Requirement:
The whole listing, except its pictures, is to be repeated exactly.

━━━━━ Extracted information ━━━━━

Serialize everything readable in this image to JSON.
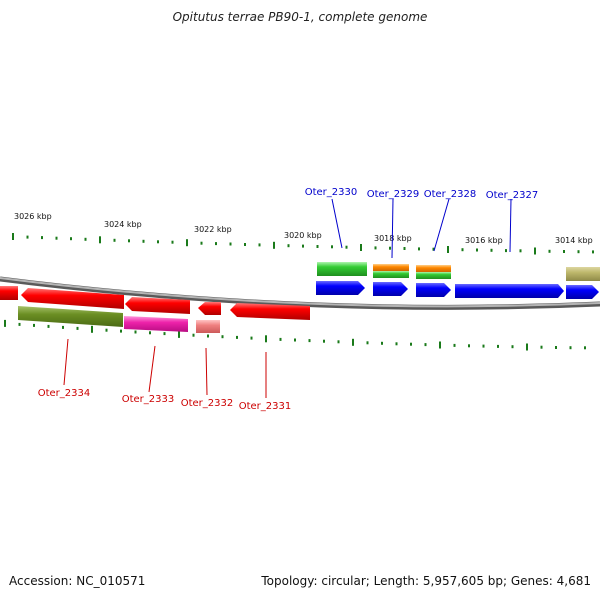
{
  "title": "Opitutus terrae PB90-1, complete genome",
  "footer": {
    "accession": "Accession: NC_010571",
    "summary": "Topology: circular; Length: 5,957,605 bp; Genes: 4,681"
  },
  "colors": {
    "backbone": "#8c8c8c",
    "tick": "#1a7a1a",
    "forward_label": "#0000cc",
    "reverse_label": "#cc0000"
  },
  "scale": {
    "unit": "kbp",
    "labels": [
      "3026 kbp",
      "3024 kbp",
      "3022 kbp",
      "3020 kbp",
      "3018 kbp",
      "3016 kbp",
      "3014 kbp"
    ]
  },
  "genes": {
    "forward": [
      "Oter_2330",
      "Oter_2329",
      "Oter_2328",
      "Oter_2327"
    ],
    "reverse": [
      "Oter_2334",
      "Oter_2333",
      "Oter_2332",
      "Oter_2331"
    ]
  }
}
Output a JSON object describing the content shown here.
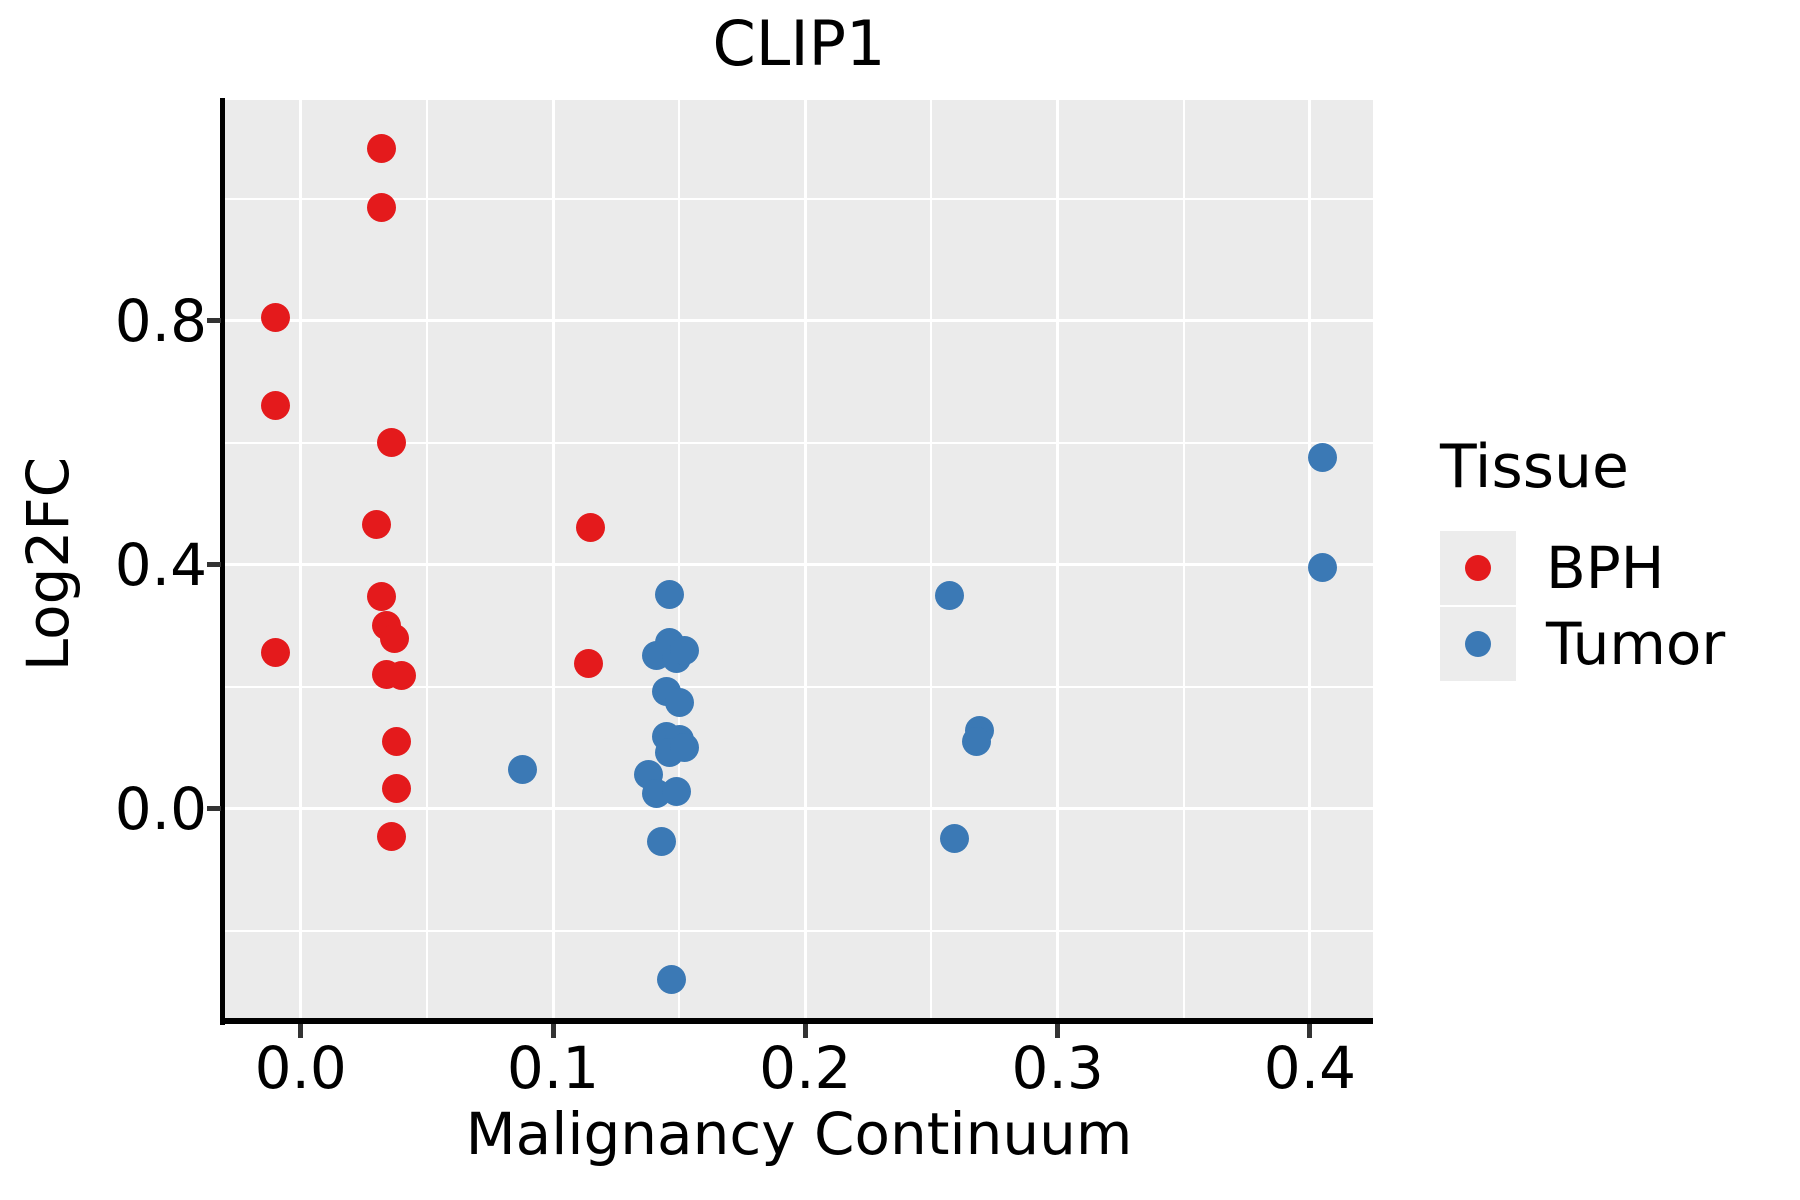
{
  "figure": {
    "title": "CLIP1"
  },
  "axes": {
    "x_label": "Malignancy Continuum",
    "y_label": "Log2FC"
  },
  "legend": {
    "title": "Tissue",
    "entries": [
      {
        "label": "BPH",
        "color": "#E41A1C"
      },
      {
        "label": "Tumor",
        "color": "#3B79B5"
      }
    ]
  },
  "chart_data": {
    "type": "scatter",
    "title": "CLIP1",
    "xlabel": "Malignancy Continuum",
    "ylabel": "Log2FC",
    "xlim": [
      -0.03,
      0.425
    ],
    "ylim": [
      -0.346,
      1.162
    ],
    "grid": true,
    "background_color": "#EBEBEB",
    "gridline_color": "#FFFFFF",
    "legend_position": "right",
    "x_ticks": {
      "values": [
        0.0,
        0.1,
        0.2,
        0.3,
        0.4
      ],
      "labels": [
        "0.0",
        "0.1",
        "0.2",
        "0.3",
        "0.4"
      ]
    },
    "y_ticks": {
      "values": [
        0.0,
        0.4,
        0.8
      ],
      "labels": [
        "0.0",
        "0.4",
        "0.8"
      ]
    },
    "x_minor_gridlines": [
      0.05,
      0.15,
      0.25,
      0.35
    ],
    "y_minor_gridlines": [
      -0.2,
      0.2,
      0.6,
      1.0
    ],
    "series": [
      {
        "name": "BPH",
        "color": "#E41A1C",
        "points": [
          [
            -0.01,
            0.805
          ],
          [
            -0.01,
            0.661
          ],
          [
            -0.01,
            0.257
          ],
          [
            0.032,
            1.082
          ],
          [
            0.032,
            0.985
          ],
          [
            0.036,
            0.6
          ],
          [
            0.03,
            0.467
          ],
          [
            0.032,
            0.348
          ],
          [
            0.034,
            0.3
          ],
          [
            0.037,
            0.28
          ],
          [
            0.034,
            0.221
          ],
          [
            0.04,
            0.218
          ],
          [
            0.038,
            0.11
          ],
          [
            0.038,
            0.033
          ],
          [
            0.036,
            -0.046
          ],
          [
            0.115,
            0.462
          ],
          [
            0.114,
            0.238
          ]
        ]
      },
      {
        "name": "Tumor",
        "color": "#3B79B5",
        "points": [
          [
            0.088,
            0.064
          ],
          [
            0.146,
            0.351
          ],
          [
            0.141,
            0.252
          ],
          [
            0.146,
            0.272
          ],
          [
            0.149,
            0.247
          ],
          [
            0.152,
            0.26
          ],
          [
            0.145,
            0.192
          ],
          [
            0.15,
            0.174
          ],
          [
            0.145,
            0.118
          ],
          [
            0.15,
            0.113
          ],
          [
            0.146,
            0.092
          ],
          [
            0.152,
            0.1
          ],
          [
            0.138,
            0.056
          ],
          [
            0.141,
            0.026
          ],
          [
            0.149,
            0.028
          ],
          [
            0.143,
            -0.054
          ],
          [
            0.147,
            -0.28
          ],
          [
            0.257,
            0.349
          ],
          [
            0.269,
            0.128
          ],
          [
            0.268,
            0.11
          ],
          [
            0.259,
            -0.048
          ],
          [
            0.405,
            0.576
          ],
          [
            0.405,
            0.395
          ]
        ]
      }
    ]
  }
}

━━━━━

Answer to the exercise:
Serialize everything readable in this image to JSON.
{
  "title": "Opitutus terrae PB90-1, complete genome",
  "footer": {
    "accession": "Accession: NC_010571",
    "summary": "Topology: circular; Length: 5,957,605 bp; Genes: 4,681"
  },
  "colors": {
    "backbone": "#8c8c8c",
    "tick": "#1a7a1a",
    "forward_label": "#0000cc",
    "reverse_label": "#cc0000"
  },
  "scale": {
    "unit": "kbp",
    "labels": [
      "3026 kbp",
      "3024 kbp",
      "3022 kbp",
      "3020 kbp",
      "3018 kbp",
      "3016 kbp",
      "3014 kbp"
    ]
  },
  "genes": {
    "forward": [
      "Oter_2330",
      "Oter_2329",
      "Oter_2328",
      "Oter_2327"
    ],
    "reverse": [
      "Oter_2334",
      "Oter_2333",
      "Oter_2332",
      "Oter_2331"
    ]
  }
}
Output a JSON object describing the content shown here.
{
  "figure": {
    "title": "CLIP1"
  },
  "axes": {
    "x_label": "Malignancy Continuum",
    "y_label": "Log2FC"
  },
  "legend": {
    "title": "Tissue",
    "entries": [
      {
        "label": "BPH",
        "color": "#E41A1C"
      },
      {
        "label": "Tumor",
        "color": "#3B79B5"
      }
    ]
  },
  "chart_data": {
    "type": "scatter",
    "title": "CLIP1",
    "xlabel": "Malignancy Continuum",
    "ylabel": "Log2FC",
    "xlim": [
      -0.03,
      0.425
    ],
    "ylim": [
      -0.346,
      1.162
    ],
    "grid": true,
    "background_color": "#EBEBEB",
    "gridline_color": "#FFFFFF",
    "legend_position": "right",
    "x_ticks": {
      "values": [
        0.0,
        0.1,
        0.2,
        0.3,
        0.4
      ],
      "labels": [
        "0.0",
        "0.1",
        "0.2",
        "0.3",
        "0.4"
      ]
    },
    "y_ticks": {
      "values": [
        0.0,
        0.4,
        0.8
      ],
      "labels": [
        "0.0",
        "0.4",
        "0.8"
      ]
    },
    "x_minor_gridlines": [
      0.05,
      0.15,
      0.25,
      0.35
    ],
    "y_minor_gridlines": [
      -0.2,
      0.2,
      0.6,
      1.0
    ],
    "series": [
      {
        "name": "BPH",
        "color": "#E41A1C",
        "points": [
          [
            -0.01,
            0.805
          ],
          [
            -0.01,
            0.661
          ],
          [
            -0.01,
            0.257
          ],
          [
            0.032,
            1.082
          ],
          [
            0.032,
            0.985
          ],
          [
            0.036,
            0.6
          ],
          [
            0.03,
            0.467
          ],
          [
            0.032,
            0.348
          ],
          [
            0.034,
            0.3
          ],
          [
            0.037,
            0.28
          ],
          [
            0.034,
            0.221
          ],
          [
            0.04,
            0.218
          ],
          [
            0.038,
            0.11
          ],
          [
            0.038,
            0.033
          ],
          [
            0.036,
            -0.046
          ],
          [
            0.115,
            0.462
          ],
          [
            0.114,
            0.238
          ]
        ]
      },
      {
        "name": "Tumor",
        "color": "#3B79B5",
        "points": [
          [
            0.088,
            0.064
          ],
          [
            0.146,
            0.351
          ],
          [
            0.141,
            0.252
          ],
          [
            0.146,
            0.272
          ],
          [
            0.149,
            0.247
          ],
          [
            0.152,
            0.26
          ],
          [
            0.145,
            0.192
          ],
          [
            0.15,
            0.174
          ],
          [
            0.145,
            0.118
          ],
          [
            0.15,
            0.113
          ],
          [
            0.146,
            0.092
          ],
          [
            0.152,
            0.1
          ],
          [
            0.138,
            0.056
          ],
          [
            0.141,
            0.026
          ],
          [
            0.149,
            0.028
          ],
          [
            0.143,
            -0.054
          ],
          [
            0.147,
            -0.28
          ],
          [
            0.257,
            0.349
          ],
          [
            0.269,
            0.128
          ],
          [
            0.268,
            0.11
          ],
          [
            0.259,
            -0.048
          ],
          [
            0.405,
            0.576
          ],
          [
            0.405,
            0.395
          ]
        ]
      }
    ]
  }
}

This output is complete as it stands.